## Given records

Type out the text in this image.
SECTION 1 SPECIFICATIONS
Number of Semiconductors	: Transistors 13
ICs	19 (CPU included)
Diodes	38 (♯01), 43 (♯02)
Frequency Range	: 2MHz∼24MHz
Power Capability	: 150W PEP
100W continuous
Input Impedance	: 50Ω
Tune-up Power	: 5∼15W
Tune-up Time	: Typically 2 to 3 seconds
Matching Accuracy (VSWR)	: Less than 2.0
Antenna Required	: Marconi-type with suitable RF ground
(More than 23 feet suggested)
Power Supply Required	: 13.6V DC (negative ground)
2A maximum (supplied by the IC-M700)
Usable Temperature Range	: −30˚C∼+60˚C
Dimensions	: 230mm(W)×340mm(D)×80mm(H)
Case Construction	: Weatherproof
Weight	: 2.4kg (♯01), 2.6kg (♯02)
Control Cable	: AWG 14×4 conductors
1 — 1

## Problem description
Find each line holding "Required". Copy it out.

## Correct result
Antenna Required	: Marconi-type with suitable RF ground
Power Supply Required	: 13.6V DC (negative ground)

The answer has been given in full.